◆ Direction ◆
Each line of the material below that holds the word "data" needs to be copied.

◆ Listed entries ◆
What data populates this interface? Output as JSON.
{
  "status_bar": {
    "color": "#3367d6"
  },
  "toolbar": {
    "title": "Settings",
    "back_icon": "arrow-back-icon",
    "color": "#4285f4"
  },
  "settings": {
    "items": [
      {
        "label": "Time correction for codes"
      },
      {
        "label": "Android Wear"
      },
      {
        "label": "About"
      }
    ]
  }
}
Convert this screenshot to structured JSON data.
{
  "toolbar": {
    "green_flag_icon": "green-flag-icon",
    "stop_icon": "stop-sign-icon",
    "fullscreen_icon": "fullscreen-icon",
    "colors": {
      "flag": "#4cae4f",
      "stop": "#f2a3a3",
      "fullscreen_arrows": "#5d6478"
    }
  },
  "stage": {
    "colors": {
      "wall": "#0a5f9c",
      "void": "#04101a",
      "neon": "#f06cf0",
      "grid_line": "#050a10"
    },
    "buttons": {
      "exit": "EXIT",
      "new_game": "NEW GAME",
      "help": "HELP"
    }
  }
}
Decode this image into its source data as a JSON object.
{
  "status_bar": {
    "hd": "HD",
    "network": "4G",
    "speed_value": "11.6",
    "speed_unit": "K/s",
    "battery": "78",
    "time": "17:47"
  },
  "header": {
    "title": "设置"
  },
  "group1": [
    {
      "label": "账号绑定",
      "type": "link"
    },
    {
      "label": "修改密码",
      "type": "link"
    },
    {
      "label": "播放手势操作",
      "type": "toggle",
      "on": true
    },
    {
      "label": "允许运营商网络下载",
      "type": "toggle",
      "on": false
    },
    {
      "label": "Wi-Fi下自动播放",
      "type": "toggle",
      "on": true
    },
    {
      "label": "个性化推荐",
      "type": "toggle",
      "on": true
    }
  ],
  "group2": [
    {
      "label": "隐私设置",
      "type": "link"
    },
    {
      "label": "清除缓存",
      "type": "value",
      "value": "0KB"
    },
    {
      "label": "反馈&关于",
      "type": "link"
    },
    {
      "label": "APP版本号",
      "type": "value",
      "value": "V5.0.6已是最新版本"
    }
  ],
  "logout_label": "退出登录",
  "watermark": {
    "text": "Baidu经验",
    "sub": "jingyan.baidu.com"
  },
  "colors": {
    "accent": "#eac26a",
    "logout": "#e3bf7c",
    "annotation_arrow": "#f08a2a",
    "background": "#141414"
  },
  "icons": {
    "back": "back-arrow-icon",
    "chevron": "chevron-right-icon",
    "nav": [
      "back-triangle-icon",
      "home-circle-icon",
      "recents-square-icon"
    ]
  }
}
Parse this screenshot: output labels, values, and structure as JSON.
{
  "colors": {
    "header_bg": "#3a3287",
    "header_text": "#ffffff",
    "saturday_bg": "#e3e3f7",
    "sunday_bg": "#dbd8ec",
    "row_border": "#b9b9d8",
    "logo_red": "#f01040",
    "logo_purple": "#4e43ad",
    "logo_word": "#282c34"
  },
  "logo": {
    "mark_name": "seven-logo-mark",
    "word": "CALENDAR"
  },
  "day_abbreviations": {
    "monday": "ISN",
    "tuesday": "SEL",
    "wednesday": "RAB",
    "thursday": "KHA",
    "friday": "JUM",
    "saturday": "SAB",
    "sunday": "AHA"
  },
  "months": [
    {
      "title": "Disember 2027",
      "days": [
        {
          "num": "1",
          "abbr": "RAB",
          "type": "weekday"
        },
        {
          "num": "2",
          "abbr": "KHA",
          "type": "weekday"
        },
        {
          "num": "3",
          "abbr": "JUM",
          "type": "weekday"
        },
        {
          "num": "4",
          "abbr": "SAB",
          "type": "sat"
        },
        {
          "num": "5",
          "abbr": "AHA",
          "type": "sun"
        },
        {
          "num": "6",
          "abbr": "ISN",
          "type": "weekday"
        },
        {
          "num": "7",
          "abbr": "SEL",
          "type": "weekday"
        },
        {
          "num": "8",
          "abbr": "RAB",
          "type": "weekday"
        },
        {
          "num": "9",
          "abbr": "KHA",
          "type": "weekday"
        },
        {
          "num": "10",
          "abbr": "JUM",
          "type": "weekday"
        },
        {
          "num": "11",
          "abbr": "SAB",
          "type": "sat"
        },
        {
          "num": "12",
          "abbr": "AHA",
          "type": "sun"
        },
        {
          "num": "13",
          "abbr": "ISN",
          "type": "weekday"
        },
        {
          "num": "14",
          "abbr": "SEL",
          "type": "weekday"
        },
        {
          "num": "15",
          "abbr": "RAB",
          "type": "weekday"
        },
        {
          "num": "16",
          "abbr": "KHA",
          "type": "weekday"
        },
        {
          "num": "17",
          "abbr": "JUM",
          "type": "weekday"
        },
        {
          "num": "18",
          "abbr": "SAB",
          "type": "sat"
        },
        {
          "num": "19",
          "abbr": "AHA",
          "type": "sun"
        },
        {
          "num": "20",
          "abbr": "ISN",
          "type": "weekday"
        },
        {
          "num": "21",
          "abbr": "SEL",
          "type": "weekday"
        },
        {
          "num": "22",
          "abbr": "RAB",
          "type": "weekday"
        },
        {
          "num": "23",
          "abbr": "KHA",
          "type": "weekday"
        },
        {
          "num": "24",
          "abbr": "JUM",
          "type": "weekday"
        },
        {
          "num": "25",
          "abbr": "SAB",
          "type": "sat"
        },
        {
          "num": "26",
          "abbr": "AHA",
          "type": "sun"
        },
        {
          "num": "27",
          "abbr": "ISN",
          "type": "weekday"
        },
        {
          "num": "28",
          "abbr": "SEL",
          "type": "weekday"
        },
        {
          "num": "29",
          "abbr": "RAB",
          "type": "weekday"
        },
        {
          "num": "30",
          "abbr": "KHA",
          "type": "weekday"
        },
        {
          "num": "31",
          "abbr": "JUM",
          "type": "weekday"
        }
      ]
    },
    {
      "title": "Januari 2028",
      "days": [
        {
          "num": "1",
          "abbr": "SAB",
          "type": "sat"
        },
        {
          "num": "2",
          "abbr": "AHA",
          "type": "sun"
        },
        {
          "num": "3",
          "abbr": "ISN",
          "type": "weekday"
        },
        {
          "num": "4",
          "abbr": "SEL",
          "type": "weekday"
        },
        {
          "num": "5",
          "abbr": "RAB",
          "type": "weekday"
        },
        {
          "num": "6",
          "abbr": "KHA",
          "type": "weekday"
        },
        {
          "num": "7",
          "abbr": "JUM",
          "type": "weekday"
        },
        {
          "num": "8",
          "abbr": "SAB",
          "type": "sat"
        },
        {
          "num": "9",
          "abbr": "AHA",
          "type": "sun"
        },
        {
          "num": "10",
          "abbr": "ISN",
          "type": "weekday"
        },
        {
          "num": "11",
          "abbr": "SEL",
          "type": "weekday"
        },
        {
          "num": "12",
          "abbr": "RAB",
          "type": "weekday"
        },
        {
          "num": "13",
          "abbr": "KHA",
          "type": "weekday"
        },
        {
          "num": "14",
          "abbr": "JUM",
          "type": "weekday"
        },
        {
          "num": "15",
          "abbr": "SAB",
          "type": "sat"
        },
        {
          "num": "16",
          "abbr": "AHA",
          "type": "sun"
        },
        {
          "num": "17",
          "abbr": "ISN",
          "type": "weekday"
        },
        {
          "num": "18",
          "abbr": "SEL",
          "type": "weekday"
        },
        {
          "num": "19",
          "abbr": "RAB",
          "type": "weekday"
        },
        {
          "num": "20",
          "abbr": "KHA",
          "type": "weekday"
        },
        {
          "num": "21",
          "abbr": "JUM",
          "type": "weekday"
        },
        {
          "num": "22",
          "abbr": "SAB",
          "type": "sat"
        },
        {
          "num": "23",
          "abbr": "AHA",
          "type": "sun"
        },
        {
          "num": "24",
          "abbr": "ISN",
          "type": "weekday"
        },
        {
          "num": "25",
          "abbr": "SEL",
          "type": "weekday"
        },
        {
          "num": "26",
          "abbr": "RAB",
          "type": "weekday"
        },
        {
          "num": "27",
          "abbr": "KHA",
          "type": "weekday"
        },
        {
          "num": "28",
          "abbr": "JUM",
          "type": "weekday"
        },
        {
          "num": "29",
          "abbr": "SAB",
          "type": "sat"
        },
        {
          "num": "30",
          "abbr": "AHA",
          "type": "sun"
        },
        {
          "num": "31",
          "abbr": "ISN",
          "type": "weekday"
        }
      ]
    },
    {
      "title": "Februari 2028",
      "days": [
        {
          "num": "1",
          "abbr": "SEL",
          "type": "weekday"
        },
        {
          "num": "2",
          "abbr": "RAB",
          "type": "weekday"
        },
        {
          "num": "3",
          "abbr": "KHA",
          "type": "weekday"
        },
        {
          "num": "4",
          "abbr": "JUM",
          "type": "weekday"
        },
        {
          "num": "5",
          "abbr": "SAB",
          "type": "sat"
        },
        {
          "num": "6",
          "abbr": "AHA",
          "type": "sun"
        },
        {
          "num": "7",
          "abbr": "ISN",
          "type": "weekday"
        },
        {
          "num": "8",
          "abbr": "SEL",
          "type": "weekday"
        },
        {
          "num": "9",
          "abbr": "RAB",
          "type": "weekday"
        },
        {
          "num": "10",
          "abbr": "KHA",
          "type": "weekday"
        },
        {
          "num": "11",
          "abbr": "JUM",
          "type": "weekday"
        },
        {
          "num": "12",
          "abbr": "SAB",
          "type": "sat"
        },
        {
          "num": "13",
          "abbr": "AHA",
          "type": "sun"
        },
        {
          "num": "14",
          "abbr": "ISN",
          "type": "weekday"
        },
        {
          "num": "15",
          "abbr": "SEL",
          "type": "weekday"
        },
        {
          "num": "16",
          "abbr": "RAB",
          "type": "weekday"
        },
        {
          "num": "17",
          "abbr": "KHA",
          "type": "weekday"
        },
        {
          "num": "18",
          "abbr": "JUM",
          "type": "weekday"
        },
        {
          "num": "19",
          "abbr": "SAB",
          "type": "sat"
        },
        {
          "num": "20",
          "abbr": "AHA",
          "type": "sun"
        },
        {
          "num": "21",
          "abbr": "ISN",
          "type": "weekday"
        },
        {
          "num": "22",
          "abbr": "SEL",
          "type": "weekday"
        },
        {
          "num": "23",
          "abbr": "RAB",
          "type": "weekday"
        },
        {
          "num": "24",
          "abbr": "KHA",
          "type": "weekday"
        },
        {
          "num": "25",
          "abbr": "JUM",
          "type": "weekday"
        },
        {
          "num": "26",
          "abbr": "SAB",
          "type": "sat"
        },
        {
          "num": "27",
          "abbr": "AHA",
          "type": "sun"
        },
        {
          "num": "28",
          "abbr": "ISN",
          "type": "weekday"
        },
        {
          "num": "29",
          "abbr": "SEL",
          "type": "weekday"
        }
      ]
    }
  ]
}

◆ Finished exercise ◆
What data populates this interface? Output as JSON.
Convert this screenshot to structured JSON data.
Decode this image into its source data as a JSON object.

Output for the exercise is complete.